Entries with figure data
+ + + + +

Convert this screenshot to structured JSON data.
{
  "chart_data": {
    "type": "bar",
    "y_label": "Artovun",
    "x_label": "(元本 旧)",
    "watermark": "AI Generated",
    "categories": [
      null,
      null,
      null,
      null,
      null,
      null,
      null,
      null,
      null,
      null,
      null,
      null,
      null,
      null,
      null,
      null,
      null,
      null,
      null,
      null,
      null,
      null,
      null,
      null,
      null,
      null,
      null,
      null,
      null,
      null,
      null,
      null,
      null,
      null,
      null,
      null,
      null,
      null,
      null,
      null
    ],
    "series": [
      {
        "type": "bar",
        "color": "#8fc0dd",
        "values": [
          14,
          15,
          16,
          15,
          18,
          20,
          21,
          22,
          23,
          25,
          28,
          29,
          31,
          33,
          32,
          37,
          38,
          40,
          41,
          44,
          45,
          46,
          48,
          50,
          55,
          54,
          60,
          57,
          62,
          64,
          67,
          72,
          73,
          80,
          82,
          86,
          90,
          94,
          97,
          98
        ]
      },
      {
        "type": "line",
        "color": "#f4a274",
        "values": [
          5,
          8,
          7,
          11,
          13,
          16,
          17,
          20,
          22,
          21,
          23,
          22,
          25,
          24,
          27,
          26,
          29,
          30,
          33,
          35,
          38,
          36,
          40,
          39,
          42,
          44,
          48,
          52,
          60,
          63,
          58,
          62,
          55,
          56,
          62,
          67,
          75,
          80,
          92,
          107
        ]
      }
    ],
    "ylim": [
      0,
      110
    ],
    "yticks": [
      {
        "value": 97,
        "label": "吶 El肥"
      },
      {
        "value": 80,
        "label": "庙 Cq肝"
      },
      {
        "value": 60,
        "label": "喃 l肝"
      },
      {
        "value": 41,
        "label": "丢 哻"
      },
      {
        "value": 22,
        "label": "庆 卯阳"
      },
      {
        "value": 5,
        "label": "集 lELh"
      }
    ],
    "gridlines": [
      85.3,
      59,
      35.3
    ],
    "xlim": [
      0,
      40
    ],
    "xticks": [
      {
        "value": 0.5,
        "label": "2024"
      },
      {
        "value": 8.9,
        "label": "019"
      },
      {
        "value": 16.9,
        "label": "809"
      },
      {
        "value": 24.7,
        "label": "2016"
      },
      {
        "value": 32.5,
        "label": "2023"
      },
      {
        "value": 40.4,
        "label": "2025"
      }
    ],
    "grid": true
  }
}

+ + + + +

**Exercise**
Give all the entries again exactly; leave none out.

**Answer for the task**
Convert this screenshot to structured JSON data.
{
  "chart_data": {
    "type": "bar",
    "y_label": "Artovun",
    "x_label": "(元本 旧)",
    "watermark": "AI Generated",
    "categories": [
      null,
      null,
      null,
      null,
      null,
      null,
      null,
      null,
      null,
      null,
      null,
      null,
      null,
      null,
      null,
      null,
      null,
      null,
      null,
      null,
      null,
      null,
      null,
      null,
      null,
      null,
      null,
      null,
      null,
      null,
      null,
      null,
      null,
      null,
      null,
      null,
      null,
      null,
      null,
      null
    ],
    "series": [
      {
        "type": "bar",
        "color": "#8fc0dd",
        "values": [
          14,
          15,
          16,
          15,
          18,
          20,
          21,
          22,
          23,
          25,
          28,
          29,
          31,
          33,
          32,
          37,
          38,
          40,
          41,
          44,
          45,
          46,
          48,
          50,
          55,
          54,
          60,
          57,
          62,
          64,
          67,
          72,
          73,
          80,
          82,
          86,
          90,
          94,
          97,
          98
        ]
      },
      {
        "type": "line",
        "color": "#f4a274",
        "values": [
          5,
          8,
          7,
          11,
          13,
          16,
          17,
          20,
          22,
          21,
          23,
          22,
          25,
          24,
          27,
          26,
          29,
          30,
          33,
          35,
          38,
          36,
          40,
          39,
          42,
          44,
          48,
          52,
          60,
          63,
          58,
          62,
          55,
          56,
          62,
          67,
          75,
          80,
          92,
          107
        ]
      }
    ],
    "ylim": [
      0,
      110
    ],
    "yticks": [
      {
        "value": 97,
        "label": "吶 El肥"
      },
      {
        "value": 80,
        "label": "庙 Cq肝"
      },
      {
        "value": 60,
        "label": "喃 l肝"
      },
      {
        "value": 41,
        "label": "丢 哻"
      },
      {
        "value": 22,
        "label": "庆 卯阳"
      },
      {
        "value": 5,
        "label": "集 lELh"
      }
    ],
    "gridlines": [
      85.3,
      59,
      35.3
    ],
    "xlim": [
      0,
      40
    ],
    "xticks": [
      {
        "value": 0.5,
        "label": "2024"
      },
      {
        "value": 8.9,
        "label": "019"
      },
      {
        "value": 16.9,
        "label": "809"
      },
      {
        "value": 24.7,
        "label": "2016"
      },
      {
        "value": 32.5,
        "label": "2023"
      },
      {
        "value": 40.4,
        "label": "2025"
      }
    ],
    "grid": true
  }
}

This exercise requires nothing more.